◆ **Exercise description**:
Give all of the lines again exactly as they read.

◆ **Records provided**:
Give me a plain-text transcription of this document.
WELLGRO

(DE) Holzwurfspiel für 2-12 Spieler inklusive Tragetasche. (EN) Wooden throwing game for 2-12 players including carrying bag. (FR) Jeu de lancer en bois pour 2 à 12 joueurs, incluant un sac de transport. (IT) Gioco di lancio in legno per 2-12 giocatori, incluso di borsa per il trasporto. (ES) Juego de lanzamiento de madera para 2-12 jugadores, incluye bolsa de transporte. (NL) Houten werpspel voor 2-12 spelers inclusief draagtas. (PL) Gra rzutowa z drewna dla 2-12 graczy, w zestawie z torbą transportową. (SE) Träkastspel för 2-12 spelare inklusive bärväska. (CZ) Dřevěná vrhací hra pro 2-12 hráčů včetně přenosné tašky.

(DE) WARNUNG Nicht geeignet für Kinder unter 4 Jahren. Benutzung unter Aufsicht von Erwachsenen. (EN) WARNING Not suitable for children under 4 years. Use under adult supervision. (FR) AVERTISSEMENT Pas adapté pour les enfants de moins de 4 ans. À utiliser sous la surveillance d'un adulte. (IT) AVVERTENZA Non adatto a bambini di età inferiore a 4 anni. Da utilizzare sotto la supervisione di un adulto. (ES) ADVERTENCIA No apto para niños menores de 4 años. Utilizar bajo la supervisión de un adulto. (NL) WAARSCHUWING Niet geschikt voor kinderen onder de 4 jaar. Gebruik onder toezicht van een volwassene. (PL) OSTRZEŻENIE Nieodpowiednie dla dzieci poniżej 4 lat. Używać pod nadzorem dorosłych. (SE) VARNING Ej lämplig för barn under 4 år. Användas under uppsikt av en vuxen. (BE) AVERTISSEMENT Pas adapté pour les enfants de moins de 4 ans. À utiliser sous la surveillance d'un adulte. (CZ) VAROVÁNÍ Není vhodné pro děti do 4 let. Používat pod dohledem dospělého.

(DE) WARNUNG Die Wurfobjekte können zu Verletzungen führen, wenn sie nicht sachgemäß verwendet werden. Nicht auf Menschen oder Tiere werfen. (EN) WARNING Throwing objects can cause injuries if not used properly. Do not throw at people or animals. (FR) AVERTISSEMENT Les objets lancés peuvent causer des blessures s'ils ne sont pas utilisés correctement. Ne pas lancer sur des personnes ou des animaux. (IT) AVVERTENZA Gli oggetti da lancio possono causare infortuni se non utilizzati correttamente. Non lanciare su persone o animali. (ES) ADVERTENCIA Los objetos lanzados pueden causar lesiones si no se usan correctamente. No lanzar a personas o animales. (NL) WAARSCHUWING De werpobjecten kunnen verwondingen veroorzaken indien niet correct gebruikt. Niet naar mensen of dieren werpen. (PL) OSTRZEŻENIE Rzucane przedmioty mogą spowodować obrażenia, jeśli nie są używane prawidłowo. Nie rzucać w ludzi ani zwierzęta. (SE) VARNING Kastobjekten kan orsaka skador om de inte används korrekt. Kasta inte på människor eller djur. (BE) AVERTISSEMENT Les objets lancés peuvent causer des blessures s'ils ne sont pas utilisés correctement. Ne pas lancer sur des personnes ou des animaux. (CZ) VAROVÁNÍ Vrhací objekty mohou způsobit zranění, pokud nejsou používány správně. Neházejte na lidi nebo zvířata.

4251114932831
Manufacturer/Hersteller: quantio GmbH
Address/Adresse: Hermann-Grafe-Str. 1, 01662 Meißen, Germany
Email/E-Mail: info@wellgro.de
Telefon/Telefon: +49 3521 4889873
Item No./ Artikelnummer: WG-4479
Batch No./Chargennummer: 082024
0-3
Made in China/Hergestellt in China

◆ **Problem solution**:
Give me a plain-text transcription of this document.
WELLGRO

(DE) Holzwurfspiel für 2-12 Spieler inklusive Tragetasche. (EN) Wooden throwing game for 2-12 players including carrying bag. (FR) Jeu de lancer en bois pour 2 à 12 joueurs, incluant un sac de transport. (IT) Gioco di lancio in legno per 2-12 giocatori, incluso di borsa per il trasporto. (ES) Juego de lanzamiento de madera para 2-12 jugadores, incluye bolsa de transporte. (NL) Houten werpspel voor 2-12 spelers inclusief draagtas. (PL) Gra rzutowa z drewna dla 2-12 graczy, w zestawie z torbą transportową. (SE) Träkastspel för 2-12 spelare inklusive bärväska. (CZ) Dřevěná vrhací hra pro 2-12 hráčů včetně přenosné tašky.

(DE) WARNUNG Nicht geeignet für Kinder unter 4 Jahren. Benutzung unter Aufsicht von Erwachsenen. (EN) WARNING Not suitable for children under 4 years. Use under adult supervision. (FR) AVERTISSEMENT Pas adapté pour les enfants de moins de 4 ans. À utiliser sous la surveillance d'un adulte. (IT) AVVERTENZA Non adatto a bambini di età inferiore a 4 anni. Da utilizzare sotto la supervisione di un adulto. (ES) ADVERTENCIA No apto para niños menores de 4 años. Utilizar bajo la supervisión de un adulto. (NL) WAARSCHUWING Niet geschikt voor kinderen onder de 4 jaar. Gebruik onder toezicht van een volwassene. (PL) OSTRZEŻENIE Nieodpowiednie dla dzieci poniżej 4 lat. Używać pod nadzorem dorosłych. (SE) VARNING Ej lämplig för barn under 4 år. Användas under uppsikt av en vuxen. (BE) AVERTISSEMENT Pas adapté pour les enfants de moins de 4 ans. À utiliser sous la surveillance d'un adulte. (CZ) VAROVÁNÍ Není vhodné pro děti do 4 let. Používat pod dohledem dospělého.

(DE) WARNUNG Die Wurfobjekte können zu Verletzungen führen, wenn sie nicht sachgemäß verwendet werden. Nicht auf Menschen oder Tiere werfen. (EN) WARNING Throwing objects can cause injuries if not used properly. Do not throw at people or animals. (FR) AVERTISSEMENT Les objets lancés peuvent causer des blessures s'ils ne sont pas utilisés correctement. Ne pas lancer sur des personnes ou des animaux. (IT) AVVERTENZA Gli oggetti da lancio possono causare infortuni se non utilizzati correttamente. Non lanciare su persone o animali. (ES) ADVERTENCIA Los objetos lanzados pueden causar lesiones si no se usan correctamente. No lanzar a personas o animales. (NL) WAARSCHUWING De werpobjecten kunnen verwondingen veroorzaken indien niet correct gebruikt. Niet naar mensen of dieren werpen. (PL) OSTRZEŻENIE Rzucane przedmioty mogą spowodować obrażenia, jeśli nie są używane prawidłowo. Nie rzucać w ludzi ani zwierzęta. (SE) VARNING Kastobjekten kan orsaka skador om de inte används korrekt. Kasta inte på människor eller djur. (BE) AVERTISSEMENT Les objets lancés peuvent causer des blessures s'ils ne sont pas utilisés correctement. Ne pas lancer sur des personnes ou des animaux. (CZ) VAROVÁNÍ Vrhací objekty mohou způsobit zranění, pokud nejsou používány správně. Neházejte na lidi nebo zvířata.

4251114932831
Manufacturer/Hersteller: quantio GmbH
Address/Adresse: Hermann-Grafe-Str. 1, 01662 Meißen, Germany
Email/E-Mail: info@wellgro.de
Telefon/Telefon: +49 3521 4889873
Item No./ Artikelnummer: WG-4479
Batch No./Chargennummer: 082024
0-3
Made in China/Hergestellt in China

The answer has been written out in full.